§ REQUIRED TASK
Tally the lines of the records that contain the string "title", with case counting, and give only the number.

Annotated element listings
═══
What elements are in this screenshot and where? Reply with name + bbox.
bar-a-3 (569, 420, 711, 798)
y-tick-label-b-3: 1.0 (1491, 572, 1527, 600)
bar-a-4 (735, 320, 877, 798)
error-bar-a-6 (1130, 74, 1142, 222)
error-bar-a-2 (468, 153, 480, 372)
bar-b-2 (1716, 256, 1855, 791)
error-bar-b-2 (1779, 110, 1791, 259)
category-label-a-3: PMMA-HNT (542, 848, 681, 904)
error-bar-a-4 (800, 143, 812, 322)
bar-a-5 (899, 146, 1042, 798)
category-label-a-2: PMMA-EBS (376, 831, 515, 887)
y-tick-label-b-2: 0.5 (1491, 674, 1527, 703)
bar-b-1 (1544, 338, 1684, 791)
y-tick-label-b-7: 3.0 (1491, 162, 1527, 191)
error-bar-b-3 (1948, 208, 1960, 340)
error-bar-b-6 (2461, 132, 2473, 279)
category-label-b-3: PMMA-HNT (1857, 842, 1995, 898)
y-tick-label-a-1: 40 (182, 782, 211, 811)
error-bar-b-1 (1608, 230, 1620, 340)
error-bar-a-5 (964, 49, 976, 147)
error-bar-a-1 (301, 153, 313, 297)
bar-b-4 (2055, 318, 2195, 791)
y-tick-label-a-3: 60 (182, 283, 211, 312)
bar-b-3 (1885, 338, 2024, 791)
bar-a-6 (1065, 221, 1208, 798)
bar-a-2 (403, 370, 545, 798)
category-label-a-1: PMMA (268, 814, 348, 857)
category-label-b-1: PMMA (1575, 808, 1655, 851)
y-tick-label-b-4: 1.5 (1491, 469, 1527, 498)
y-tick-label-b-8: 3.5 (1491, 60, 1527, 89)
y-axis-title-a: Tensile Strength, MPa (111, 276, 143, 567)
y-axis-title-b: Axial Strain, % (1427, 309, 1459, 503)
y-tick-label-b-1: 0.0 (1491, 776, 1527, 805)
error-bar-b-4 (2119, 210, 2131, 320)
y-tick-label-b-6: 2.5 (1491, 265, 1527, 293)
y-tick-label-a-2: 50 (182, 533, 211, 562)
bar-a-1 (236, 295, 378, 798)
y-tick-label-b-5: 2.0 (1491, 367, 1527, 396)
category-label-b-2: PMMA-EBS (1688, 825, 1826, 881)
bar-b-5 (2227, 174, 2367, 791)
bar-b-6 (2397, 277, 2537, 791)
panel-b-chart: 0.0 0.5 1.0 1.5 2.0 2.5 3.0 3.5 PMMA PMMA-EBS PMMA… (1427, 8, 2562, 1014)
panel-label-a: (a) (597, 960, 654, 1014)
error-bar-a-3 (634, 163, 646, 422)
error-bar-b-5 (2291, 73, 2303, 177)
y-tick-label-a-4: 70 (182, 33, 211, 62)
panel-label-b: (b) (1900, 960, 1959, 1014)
═══
§ SOLUTION FOR THIS TASK
2